**Exercise directions**
Copy out the lines that have "мѣстн" in them.

**Given entries**
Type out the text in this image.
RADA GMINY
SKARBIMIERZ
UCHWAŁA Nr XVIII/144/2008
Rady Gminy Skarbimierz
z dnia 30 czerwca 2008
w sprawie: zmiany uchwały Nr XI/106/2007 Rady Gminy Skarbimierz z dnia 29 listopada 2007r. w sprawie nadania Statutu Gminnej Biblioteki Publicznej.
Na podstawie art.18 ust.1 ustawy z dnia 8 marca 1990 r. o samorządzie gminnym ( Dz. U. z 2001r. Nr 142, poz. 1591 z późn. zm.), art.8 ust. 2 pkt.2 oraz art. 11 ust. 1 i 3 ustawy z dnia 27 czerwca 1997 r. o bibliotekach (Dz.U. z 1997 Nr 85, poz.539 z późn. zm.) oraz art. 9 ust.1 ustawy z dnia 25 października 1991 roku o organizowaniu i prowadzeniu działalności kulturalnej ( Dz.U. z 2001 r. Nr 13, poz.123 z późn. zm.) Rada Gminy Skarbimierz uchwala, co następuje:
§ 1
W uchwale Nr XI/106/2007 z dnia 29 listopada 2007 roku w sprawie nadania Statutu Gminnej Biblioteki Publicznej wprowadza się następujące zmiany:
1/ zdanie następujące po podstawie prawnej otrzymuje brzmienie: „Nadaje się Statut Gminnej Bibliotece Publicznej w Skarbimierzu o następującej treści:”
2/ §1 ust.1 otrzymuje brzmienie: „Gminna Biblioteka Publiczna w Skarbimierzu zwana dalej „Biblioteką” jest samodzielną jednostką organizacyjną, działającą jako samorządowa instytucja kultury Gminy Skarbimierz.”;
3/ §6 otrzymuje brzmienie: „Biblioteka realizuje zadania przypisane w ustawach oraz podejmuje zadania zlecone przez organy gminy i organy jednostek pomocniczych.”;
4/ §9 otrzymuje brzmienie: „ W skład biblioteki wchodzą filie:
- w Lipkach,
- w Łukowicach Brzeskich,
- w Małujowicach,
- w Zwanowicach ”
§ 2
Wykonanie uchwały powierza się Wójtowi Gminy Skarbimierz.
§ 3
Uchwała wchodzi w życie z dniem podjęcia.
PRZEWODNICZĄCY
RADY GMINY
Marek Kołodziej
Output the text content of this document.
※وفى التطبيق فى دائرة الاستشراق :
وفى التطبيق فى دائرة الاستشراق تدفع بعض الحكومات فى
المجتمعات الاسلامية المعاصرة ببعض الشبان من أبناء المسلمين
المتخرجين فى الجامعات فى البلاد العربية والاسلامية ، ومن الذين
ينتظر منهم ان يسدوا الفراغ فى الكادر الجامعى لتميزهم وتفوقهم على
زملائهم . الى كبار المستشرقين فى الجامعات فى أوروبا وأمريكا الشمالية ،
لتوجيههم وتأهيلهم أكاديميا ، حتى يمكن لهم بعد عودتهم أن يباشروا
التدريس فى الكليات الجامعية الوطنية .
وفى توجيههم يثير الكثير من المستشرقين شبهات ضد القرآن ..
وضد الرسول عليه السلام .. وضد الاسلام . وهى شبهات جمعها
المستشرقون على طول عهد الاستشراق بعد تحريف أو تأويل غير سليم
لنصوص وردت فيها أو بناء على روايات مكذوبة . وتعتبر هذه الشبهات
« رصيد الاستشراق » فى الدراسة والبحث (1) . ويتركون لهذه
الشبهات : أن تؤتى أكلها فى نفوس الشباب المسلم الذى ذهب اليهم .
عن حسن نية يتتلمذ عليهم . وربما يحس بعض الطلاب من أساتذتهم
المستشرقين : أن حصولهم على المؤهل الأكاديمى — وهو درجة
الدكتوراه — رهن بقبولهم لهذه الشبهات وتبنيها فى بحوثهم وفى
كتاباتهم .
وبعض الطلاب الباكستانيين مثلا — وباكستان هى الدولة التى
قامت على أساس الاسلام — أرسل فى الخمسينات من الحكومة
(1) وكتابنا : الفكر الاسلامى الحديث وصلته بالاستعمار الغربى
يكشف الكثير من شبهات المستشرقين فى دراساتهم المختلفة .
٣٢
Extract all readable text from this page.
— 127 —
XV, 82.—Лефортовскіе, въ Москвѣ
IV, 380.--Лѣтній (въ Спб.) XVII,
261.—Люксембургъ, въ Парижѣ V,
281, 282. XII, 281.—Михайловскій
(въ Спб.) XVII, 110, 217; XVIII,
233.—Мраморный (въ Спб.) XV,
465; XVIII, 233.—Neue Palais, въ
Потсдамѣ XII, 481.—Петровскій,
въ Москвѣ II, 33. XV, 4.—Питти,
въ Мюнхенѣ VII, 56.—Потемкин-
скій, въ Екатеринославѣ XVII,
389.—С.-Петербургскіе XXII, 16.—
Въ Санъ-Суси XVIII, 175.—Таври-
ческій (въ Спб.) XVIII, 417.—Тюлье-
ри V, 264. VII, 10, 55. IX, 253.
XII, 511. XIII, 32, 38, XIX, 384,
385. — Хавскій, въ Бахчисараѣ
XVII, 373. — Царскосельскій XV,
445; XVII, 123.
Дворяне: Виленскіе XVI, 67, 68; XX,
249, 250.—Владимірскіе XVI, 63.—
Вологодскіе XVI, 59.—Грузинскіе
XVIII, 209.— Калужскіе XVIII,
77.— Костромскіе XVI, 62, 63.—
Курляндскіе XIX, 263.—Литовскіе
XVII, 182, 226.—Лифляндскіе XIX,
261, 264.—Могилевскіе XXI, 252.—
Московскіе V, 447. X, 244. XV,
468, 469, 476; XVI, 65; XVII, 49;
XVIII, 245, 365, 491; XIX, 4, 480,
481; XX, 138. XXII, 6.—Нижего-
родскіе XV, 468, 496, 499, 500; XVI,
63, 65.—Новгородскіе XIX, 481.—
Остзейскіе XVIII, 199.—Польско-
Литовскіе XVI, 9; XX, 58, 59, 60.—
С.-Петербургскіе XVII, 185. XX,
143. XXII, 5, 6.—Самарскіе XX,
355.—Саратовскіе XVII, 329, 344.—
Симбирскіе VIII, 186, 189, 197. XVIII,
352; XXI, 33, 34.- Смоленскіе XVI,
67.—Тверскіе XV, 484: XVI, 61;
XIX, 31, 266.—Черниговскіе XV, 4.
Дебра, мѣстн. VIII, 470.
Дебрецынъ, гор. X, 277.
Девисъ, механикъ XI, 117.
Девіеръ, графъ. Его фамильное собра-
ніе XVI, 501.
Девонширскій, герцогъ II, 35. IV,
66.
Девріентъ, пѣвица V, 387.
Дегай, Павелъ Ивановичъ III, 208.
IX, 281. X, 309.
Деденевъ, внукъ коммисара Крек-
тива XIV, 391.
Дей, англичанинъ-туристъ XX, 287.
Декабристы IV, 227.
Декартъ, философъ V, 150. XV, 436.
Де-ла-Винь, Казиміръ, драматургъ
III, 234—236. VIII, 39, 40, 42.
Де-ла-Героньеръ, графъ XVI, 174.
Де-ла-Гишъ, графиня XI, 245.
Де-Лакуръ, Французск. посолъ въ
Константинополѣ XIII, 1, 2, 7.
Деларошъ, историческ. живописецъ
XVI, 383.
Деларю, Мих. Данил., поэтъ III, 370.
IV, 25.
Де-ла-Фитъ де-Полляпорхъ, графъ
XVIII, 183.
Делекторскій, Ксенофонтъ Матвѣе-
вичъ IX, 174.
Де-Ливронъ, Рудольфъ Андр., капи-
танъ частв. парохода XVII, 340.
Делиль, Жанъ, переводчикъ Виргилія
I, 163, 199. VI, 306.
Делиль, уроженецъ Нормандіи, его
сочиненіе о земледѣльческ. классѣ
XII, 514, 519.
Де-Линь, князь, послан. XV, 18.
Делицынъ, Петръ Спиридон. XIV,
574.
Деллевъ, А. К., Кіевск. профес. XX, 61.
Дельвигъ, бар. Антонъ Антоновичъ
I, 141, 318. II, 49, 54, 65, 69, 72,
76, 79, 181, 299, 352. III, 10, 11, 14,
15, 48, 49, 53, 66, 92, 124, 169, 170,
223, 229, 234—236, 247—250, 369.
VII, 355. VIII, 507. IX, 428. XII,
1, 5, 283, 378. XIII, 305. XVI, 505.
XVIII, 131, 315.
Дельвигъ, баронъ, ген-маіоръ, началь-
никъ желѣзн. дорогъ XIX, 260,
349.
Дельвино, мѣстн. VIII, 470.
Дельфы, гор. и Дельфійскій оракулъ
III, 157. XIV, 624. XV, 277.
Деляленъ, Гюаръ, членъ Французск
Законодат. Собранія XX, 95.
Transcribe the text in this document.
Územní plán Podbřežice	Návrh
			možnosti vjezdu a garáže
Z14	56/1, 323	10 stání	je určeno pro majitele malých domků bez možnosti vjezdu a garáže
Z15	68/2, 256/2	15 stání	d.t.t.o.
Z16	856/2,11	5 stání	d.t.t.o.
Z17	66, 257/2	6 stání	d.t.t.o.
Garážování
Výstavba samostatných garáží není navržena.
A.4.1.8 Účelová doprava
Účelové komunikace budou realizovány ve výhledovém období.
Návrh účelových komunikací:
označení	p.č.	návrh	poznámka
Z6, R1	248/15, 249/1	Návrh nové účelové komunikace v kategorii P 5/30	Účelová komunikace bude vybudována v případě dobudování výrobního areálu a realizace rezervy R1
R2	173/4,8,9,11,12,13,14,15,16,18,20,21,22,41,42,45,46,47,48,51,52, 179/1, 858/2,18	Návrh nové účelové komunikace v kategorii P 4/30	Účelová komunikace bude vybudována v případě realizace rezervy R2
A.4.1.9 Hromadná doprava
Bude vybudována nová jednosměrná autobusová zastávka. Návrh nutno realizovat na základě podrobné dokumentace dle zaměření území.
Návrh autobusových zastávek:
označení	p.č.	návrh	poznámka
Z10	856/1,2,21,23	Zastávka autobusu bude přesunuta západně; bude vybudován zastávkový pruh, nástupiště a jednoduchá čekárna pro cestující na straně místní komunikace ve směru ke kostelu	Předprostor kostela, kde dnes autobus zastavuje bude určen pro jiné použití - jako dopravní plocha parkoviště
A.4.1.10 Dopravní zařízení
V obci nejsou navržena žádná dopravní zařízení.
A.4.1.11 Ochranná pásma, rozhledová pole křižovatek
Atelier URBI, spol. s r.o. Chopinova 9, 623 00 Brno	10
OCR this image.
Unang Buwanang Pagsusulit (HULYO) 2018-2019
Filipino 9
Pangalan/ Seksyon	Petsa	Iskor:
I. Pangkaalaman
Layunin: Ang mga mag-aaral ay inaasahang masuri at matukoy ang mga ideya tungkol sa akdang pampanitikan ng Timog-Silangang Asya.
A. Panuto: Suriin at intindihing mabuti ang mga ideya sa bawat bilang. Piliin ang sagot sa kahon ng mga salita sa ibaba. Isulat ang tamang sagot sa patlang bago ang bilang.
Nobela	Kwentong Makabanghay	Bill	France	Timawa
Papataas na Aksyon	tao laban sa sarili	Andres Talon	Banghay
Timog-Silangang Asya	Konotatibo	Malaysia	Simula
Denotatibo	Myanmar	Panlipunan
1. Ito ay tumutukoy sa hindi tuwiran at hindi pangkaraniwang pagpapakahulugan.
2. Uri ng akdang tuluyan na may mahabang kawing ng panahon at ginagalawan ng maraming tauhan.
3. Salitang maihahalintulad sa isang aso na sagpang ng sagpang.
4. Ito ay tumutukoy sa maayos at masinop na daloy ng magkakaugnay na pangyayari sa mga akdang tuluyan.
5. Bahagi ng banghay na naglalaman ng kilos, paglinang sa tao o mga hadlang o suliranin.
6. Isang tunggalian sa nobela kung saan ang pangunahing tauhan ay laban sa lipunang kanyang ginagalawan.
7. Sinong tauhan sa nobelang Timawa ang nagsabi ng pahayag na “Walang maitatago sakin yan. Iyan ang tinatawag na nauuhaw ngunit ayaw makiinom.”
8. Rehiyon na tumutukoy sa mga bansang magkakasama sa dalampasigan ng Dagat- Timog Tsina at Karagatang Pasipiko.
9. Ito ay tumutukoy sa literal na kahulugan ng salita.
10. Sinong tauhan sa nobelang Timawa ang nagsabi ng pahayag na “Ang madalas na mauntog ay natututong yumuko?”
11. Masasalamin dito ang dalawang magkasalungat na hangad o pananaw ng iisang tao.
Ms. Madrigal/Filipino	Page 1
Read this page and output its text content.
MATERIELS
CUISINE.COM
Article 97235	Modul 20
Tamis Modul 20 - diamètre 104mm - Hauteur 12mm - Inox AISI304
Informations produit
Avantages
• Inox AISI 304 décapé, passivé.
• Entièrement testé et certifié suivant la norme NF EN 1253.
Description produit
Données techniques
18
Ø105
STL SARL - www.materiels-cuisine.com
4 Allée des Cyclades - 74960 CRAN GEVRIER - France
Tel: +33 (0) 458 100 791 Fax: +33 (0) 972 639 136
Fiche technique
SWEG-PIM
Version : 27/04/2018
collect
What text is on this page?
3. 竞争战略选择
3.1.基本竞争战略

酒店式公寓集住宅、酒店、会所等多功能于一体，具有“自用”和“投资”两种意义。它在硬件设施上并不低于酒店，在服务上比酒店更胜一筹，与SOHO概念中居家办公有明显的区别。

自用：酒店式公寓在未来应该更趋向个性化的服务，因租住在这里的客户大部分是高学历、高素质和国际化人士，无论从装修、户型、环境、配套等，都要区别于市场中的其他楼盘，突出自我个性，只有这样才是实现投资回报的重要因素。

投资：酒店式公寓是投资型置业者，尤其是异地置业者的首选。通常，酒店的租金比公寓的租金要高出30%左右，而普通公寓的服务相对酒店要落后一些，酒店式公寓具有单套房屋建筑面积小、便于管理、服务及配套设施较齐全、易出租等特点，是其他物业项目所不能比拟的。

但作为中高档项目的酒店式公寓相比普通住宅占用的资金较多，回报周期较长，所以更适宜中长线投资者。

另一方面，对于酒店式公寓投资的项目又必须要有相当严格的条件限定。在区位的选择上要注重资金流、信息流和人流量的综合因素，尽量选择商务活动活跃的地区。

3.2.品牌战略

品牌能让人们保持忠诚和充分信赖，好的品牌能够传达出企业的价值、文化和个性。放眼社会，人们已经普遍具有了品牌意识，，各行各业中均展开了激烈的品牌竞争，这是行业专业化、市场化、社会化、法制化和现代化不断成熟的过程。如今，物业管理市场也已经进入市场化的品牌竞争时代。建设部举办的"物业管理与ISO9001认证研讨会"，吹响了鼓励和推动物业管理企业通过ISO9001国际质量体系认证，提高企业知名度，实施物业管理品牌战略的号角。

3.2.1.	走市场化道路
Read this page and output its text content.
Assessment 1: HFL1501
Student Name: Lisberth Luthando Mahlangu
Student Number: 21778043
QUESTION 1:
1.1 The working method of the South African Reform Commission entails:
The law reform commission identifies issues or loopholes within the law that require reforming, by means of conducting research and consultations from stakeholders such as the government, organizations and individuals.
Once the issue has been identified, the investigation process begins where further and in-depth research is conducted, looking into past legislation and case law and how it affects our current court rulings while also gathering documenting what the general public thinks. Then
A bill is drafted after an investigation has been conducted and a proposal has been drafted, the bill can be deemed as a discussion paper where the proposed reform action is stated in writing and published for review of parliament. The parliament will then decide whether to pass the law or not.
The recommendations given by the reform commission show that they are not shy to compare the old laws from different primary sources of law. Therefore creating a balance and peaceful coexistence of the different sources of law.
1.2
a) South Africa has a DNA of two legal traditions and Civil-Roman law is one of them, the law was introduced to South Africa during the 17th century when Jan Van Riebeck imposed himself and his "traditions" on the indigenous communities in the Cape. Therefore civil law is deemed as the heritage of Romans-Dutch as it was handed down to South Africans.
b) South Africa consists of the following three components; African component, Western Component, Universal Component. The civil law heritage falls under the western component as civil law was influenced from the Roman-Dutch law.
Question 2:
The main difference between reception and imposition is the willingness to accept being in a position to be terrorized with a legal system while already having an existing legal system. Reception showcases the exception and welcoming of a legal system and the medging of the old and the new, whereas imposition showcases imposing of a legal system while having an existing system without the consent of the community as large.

**Problem solution**
Дебра, мѣстн. VIII, 470.
Дельвино, мѣстн. VIII, 470.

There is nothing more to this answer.